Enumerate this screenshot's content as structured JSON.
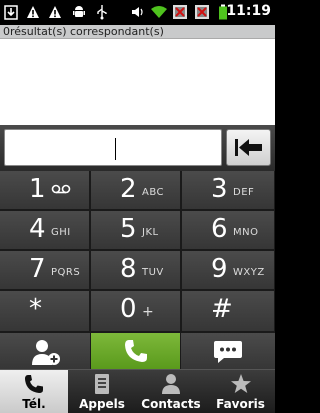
{
  "status_bar": {
    "time": "11:19",
    "icons": [
      "download-icon",
      "warning-icon",
      "warning-icon",
      "android-icon",
      "usb-icon",
      "volume-icon",
      "wifi-icon",
      "no-sim-icon",
      "no-sim-icon",
      "battery-icon"
    ]
  },
  "results": {
    "header": "0résultat(s) correspondant(s)"
  },
  "input": {
    "value": ""
  },
  "keypad": {
    "keys": [
      {
        "digit": "1",
        "letters": "",
        "icon": "voicemail-icon"
      },
      {
        "digit": "2",
        "letters": "ABC"
      },
      {
        "digit": "3",
        "letters": "DEF"
      },
      {
        "digit": "4",
        "letters": "GHI"
      },
      {
        "digit": "5",
        "letters": "JKL"
      },
      {
        "digit": "6",
        "letters": "MNO"
      },
      {
        "digit": "7",
        "letters": "PQRS"
      },
      {
        "digit": "8",
        "letters": "TUV"
      },
      {
        "digit": "9",
        "letters": "WXYZ"
      },
      {
        "digit": "*",
        "letters": ""
      },
      {
        "digit": "0",
        "letters": "+"
      },
      {
        "digit": "#",
        "letters": ""
      }
    ]
  },
  "actions": {
    "add_contact": "add-contact-icon",
    "call": "phone-icon",
    "sms": "sms-icon"
  },
  "tabs": [
    {
      "label": "Tél.",
      "icon": "phone-icon",
      "active": true
    },
    {
      "label": "Appels",
      "icon": "call-log-icon",
      "active": false
    },
    {
      "label": "Contacts",
      "icon": "person-icon",
      "active": false
    },
    {
      "label": "Favoris",
      "icon": "star-icon",
      "active": false
    }
  ],
  "colors": {
    "call_green": "#6aa92a",
    "keypad_bg": "#3f3f3f",
    "active_tab": "#e0e0e0"
  }
}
--
Leave out the pictures, and give all the records again exactly.

▶ _Result of the task_:
Enumerate this screenshot's content as structured JSON.
{
  "status_bar": {
    "time": "11:19",
    "icons": [
      "download-icon",
      "warning-icon",
      "warning-icon",
      "android-icon",
      "usb-icon",
      "volume-icon",
      "wifi-icon",
      "no-sim-icon",
      "no-sim-icon",
      "battery-icon"
    ]
  },
  "results": {
    "header": "0résultat(s) correspondant(s)"
  },
  "input": {
    "value": ""
  },
  "keypad": {
    "keys": [
      {
        "digit": "1",
        "letters": "",
        "icon": "voicemail-icon"
      },
      {
        "digit": "2",
        "letters": "ABC"
      },
      {
        "digit": "3",
        "letters": "DEF"
      },
      {
        "digit": "4",
        "letters": "GHI"
      },
      {
        "digit": "5",
        "letters": "JKL"
      },
      {
        "digit": "6",
        "letters": "MNO"
      },
      {
        "digit": "7",
        "letters": "PQRS"
      },
      {
        "digit": "8",
        "letters": "TUV"
      },
      {
        "digit": "9",
        "letters": "WXYZ"
      },
      {
        "digit": "*",
        "letters": ""
      },
      {
        "digit": "0",
        "letters": "+"
      },
      {
        "digit": "#",
        "letters": ""
      }
    ]
  },
  "actions": {
    "add_contact": "add-contact-icon",
    "call": "phone-icon",
    "sms": "sms-icon"
  },
  "tabs": [
    {
      "label": "Tél.",
      "icon": "phone-icon",
      "active": true
    },
    {
      "label": "Appels",
      "icon": "call-log-icon",
      "active": false
    },
    {
      "label": "Contacts",
      "icon": "person-icon",
      "active": false
    },
    {
      "label": "Favoris",
      "icon": "star-icon",
      "active": false
    }
  ],
  "colors": {
    "call_green": "#6aa92a",
    "keypad_bg": "#3f3f3f",
    "active_tab": "#e0e0e0"
  }
}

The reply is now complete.